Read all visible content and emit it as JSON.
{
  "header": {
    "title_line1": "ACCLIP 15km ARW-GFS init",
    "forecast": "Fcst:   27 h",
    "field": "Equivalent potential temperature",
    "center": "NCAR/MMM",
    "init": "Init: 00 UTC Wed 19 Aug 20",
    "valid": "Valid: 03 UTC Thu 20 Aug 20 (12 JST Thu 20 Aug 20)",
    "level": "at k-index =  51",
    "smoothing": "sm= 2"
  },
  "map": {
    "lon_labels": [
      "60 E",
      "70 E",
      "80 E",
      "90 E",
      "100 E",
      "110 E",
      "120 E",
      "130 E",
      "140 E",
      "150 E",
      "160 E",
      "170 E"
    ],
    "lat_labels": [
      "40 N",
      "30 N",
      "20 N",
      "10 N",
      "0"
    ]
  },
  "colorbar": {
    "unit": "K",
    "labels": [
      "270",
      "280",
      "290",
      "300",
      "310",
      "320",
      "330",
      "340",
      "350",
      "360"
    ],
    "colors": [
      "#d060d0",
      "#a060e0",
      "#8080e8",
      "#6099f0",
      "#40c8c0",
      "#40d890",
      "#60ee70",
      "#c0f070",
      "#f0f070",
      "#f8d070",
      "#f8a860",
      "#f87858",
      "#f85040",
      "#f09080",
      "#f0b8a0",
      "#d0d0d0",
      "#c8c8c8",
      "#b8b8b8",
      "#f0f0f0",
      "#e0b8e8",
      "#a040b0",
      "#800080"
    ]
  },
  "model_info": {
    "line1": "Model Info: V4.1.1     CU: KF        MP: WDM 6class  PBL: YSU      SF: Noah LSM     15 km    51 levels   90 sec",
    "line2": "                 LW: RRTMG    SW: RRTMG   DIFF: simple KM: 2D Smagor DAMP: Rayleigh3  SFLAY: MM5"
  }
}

• • •

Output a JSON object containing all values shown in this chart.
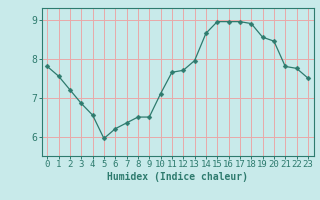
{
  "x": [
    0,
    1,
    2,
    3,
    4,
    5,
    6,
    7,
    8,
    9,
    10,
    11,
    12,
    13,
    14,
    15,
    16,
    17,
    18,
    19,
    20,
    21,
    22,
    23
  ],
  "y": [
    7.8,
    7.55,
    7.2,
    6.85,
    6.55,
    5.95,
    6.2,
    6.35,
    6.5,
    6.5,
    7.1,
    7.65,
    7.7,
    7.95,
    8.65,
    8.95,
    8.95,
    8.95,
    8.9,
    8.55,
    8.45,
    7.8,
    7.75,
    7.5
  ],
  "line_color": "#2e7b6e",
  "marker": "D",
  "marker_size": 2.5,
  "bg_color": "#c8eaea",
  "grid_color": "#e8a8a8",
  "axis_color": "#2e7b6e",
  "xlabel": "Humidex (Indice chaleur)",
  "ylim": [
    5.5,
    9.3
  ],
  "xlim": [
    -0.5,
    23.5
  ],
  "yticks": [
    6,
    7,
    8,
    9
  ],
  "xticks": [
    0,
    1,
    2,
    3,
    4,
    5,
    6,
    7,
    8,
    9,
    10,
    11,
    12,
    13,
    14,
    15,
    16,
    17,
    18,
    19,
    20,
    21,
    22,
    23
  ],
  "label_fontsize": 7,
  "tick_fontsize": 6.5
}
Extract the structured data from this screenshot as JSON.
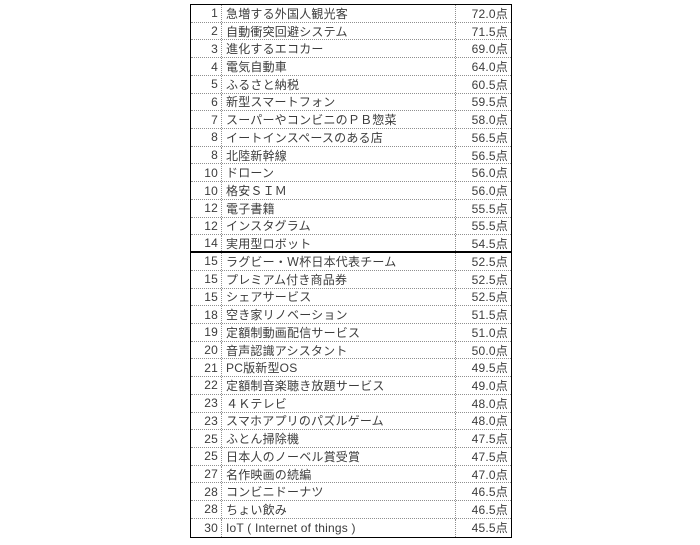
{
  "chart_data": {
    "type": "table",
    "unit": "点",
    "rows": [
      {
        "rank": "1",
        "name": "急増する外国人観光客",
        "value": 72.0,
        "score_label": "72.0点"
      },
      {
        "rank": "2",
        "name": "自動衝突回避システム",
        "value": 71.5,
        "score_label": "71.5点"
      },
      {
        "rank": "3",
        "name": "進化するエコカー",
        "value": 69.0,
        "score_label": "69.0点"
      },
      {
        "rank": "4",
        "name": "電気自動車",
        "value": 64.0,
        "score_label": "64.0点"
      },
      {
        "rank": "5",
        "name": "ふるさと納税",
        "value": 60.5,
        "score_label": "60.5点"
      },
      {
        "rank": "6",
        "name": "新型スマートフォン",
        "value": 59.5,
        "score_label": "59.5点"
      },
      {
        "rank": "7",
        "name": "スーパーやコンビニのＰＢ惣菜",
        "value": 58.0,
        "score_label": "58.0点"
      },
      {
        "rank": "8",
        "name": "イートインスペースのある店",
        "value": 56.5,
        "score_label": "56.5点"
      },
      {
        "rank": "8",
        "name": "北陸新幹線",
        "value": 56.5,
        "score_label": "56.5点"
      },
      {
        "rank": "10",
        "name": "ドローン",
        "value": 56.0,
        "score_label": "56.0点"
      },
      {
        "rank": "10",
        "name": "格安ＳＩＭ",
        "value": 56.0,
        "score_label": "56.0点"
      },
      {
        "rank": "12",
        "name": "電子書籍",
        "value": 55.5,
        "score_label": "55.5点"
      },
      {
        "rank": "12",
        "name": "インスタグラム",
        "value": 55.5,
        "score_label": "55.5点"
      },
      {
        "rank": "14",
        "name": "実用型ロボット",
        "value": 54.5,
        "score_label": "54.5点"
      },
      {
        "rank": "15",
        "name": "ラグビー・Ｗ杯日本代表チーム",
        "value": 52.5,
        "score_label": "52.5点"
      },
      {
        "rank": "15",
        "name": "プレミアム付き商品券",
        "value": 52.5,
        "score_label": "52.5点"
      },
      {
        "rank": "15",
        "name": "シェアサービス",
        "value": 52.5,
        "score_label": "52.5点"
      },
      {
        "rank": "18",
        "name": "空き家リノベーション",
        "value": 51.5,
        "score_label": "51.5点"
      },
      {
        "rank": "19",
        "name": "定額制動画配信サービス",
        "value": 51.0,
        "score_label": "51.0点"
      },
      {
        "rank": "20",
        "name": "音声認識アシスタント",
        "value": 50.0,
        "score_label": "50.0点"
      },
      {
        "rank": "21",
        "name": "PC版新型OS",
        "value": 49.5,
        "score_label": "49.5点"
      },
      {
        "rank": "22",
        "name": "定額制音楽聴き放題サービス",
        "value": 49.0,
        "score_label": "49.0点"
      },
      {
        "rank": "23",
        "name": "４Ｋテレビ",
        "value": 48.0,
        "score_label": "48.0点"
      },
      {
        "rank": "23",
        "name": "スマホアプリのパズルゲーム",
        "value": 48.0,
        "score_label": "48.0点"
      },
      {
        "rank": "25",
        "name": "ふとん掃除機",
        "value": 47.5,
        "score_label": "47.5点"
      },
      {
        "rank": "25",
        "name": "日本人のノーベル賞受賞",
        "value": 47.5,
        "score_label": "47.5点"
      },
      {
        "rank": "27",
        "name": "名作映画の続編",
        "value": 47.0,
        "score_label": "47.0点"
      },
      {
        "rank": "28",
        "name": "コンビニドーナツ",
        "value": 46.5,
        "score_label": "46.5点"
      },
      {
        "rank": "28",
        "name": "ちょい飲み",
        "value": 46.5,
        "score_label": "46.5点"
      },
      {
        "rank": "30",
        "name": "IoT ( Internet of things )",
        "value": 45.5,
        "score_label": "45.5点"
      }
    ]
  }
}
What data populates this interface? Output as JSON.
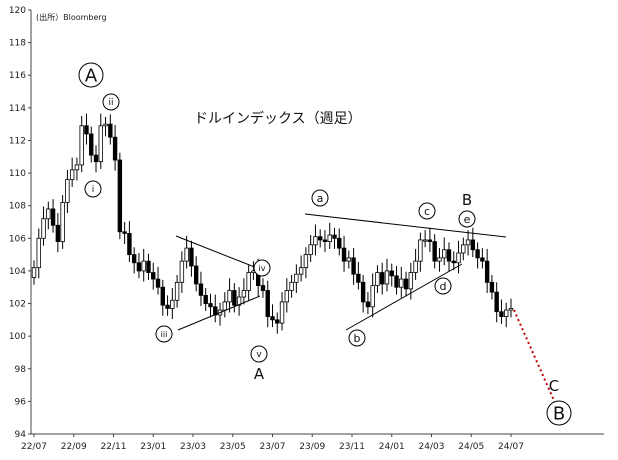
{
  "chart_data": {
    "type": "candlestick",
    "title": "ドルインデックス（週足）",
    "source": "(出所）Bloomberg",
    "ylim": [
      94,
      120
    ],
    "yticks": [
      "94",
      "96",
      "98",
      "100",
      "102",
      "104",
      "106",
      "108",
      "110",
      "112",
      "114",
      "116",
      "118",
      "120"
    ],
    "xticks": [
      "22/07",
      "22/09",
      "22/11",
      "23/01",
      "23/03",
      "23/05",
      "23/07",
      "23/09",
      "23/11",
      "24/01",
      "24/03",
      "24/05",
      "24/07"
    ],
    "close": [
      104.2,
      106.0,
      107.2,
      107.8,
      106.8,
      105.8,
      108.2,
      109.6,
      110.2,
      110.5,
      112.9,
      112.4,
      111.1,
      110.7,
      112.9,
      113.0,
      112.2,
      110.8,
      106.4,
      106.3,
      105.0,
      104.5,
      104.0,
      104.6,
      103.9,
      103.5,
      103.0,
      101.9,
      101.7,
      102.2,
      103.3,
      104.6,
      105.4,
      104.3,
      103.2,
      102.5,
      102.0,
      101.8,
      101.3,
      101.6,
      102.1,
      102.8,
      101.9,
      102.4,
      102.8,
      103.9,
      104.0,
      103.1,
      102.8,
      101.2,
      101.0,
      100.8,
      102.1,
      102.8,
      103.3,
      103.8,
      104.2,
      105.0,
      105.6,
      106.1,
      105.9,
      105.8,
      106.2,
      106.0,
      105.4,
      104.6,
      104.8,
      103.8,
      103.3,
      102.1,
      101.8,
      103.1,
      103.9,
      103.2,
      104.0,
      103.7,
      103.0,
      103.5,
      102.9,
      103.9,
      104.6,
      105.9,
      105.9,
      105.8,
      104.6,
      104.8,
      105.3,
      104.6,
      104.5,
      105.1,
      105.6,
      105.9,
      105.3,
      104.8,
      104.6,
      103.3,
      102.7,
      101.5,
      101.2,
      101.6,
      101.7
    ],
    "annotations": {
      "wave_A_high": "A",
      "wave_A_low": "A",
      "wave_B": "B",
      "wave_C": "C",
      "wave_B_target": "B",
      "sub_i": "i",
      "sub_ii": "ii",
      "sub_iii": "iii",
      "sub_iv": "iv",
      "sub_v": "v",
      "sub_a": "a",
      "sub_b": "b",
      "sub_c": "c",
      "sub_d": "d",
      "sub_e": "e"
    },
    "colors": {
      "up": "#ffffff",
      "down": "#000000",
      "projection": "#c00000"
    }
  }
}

• • •

**Directions for this task**
Scan the listing above for the word "init" and show each line where it is found.

**Result of the exercise**
    "title_line1": "ACCLIP 15km ARW-GFS init",
    "init": "Init: 00 UTC Wed 19 Aug 20",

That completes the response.